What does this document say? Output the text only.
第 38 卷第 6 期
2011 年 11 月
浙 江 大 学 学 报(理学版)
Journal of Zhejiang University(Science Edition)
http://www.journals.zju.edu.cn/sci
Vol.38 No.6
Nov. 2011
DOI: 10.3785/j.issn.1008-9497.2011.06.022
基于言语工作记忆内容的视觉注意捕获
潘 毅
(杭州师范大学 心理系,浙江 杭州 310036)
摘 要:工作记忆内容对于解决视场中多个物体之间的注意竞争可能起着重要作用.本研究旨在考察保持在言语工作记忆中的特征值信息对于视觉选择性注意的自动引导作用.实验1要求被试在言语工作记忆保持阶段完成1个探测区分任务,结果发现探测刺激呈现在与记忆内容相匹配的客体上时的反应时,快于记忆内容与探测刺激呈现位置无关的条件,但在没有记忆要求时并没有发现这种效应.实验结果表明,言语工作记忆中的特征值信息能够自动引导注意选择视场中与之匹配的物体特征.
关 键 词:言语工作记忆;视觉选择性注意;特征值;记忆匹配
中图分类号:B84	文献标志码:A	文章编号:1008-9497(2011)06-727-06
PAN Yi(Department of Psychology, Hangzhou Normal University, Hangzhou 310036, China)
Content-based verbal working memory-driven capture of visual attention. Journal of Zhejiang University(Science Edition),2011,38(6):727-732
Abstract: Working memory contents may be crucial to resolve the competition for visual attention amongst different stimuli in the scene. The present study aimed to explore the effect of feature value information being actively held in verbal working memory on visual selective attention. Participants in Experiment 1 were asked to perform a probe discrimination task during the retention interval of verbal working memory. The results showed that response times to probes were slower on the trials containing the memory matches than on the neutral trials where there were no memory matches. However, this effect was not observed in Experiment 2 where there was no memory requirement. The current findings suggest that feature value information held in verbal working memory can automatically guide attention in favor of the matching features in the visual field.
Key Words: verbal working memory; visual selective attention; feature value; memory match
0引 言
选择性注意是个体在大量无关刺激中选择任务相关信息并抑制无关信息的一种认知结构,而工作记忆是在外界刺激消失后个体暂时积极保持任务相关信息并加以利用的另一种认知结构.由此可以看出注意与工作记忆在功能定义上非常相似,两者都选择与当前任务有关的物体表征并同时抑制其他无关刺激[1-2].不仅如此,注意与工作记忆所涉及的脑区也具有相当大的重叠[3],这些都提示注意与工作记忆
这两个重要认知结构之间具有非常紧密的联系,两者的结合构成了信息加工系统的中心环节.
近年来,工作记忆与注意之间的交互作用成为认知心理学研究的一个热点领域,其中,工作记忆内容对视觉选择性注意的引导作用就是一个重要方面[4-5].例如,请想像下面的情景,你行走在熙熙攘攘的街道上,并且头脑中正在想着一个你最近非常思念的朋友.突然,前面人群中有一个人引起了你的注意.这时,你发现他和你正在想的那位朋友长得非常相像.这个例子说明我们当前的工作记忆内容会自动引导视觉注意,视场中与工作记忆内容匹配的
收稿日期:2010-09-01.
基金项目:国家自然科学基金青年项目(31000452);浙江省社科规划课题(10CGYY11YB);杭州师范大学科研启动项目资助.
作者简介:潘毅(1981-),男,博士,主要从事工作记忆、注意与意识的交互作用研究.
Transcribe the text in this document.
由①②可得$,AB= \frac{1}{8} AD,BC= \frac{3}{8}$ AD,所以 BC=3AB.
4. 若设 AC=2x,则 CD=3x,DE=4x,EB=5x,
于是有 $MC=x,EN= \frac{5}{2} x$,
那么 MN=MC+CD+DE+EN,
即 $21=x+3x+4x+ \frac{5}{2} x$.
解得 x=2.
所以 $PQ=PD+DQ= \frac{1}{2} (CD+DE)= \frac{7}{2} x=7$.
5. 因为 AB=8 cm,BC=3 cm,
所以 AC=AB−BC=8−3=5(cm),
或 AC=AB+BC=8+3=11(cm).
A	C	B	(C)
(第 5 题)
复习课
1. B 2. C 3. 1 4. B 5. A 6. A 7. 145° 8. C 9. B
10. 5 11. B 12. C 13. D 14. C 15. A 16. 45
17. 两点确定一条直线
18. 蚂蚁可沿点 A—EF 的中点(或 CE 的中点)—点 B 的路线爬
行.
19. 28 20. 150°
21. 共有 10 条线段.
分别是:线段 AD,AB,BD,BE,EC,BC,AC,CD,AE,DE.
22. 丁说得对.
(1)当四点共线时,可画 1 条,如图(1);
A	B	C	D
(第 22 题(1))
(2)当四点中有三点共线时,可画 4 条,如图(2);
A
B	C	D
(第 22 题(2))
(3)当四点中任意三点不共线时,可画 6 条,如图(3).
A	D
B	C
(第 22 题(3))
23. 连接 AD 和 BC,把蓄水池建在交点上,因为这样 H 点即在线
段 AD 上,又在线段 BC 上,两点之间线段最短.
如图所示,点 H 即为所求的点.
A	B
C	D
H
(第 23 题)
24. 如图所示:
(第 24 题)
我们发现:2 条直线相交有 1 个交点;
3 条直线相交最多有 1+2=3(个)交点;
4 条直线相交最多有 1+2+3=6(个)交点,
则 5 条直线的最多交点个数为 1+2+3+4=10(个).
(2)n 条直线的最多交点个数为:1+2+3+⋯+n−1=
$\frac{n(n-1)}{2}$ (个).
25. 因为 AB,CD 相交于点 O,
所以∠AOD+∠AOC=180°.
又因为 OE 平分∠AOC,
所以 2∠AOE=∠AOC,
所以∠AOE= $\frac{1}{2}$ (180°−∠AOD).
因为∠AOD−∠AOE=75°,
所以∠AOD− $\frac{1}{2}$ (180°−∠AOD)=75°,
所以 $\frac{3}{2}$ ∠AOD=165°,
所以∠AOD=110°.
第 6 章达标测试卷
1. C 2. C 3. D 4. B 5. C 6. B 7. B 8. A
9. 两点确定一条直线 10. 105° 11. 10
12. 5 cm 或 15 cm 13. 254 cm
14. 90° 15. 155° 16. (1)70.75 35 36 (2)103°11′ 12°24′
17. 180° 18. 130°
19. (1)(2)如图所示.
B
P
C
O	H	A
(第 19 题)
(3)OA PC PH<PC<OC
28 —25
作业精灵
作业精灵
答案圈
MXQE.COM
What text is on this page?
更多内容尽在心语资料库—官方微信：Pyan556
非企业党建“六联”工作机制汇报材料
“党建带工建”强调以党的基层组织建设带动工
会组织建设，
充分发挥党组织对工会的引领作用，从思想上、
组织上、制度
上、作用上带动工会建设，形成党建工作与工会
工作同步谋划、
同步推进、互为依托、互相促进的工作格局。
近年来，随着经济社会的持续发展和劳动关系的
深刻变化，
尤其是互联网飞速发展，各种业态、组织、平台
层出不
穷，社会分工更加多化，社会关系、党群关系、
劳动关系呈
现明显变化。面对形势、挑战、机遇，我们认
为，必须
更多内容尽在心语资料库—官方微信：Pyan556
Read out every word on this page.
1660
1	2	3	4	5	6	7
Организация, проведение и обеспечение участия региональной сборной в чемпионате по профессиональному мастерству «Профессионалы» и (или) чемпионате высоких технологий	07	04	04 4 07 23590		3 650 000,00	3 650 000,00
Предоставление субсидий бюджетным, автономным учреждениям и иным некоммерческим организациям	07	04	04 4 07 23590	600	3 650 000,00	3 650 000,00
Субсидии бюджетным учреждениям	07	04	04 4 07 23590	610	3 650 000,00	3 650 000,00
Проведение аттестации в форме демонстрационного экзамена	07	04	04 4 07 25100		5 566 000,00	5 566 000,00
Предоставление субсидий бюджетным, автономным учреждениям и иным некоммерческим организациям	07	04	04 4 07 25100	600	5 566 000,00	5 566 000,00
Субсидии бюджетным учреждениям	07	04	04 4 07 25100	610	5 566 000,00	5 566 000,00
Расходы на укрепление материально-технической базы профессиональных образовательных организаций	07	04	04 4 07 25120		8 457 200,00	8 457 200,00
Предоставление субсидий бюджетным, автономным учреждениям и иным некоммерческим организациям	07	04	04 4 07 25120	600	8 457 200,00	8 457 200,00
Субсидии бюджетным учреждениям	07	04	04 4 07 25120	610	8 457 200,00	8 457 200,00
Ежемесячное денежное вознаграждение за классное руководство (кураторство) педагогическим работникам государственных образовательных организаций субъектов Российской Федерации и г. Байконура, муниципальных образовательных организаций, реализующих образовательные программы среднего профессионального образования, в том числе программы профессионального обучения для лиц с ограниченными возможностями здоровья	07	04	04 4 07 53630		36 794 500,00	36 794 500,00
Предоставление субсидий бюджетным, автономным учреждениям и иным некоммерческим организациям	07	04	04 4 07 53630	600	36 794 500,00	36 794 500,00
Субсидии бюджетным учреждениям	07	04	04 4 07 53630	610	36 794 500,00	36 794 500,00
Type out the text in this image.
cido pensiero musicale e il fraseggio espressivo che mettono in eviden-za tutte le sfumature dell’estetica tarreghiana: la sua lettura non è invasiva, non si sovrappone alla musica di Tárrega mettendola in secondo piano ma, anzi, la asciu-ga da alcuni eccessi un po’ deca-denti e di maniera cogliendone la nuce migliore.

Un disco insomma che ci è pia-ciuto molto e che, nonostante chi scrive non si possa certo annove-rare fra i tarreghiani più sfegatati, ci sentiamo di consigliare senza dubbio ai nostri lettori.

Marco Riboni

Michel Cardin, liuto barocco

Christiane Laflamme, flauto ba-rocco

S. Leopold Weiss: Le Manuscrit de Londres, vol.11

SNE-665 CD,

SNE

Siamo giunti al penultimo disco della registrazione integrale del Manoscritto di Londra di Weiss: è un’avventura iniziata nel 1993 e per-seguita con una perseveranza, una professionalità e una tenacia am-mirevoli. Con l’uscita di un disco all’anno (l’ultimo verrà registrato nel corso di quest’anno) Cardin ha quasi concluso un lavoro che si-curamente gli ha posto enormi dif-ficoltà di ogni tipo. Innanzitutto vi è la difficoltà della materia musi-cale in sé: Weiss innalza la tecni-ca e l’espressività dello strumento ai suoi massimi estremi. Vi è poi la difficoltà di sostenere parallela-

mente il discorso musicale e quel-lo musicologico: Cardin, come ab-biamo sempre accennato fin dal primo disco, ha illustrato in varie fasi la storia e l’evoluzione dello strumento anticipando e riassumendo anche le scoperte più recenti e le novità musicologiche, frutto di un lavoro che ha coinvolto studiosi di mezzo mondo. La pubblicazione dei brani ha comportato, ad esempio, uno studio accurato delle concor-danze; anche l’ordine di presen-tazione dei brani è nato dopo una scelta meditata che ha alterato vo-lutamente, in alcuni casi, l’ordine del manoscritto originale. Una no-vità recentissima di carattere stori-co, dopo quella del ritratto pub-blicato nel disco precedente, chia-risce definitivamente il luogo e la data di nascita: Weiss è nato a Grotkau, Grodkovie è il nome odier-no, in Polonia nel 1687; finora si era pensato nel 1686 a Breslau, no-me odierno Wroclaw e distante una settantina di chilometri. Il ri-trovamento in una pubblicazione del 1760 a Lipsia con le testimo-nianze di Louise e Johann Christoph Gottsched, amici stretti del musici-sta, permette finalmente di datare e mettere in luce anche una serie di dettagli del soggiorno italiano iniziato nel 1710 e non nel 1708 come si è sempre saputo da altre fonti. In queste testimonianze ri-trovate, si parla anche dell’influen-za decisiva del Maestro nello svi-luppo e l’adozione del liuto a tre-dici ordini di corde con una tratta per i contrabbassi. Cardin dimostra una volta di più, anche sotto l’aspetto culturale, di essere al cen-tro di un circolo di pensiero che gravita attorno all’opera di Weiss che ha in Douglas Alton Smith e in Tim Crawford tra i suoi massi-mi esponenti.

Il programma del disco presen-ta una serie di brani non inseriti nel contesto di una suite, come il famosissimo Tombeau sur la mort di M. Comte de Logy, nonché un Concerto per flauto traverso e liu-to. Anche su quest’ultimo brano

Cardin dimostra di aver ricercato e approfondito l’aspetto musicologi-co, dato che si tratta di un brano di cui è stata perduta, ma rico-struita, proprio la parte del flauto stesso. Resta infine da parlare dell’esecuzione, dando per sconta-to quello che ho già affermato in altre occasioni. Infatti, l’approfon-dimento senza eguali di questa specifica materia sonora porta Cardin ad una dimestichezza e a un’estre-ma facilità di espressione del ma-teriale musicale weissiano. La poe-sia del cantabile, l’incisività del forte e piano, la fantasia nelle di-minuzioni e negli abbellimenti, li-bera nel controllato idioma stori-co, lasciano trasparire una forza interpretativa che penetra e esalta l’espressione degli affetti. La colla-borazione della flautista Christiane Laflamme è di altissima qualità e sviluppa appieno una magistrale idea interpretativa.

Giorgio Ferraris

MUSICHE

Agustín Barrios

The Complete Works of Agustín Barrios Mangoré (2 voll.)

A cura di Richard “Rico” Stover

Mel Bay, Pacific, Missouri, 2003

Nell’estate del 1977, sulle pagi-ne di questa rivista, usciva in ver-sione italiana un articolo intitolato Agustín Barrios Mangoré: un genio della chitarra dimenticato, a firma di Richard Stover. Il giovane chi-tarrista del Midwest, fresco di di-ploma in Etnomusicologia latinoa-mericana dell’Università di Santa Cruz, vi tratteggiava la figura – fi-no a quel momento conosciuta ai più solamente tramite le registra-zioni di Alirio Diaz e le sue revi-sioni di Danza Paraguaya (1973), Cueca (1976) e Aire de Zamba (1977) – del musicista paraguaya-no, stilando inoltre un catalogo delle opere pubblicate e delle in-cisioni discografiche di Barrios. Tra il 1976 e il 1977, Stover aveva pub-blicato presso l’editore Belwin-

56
___
Required work — How many lines in these records hold the string "Edition"? Reply with the number alone.

Expected answer — 2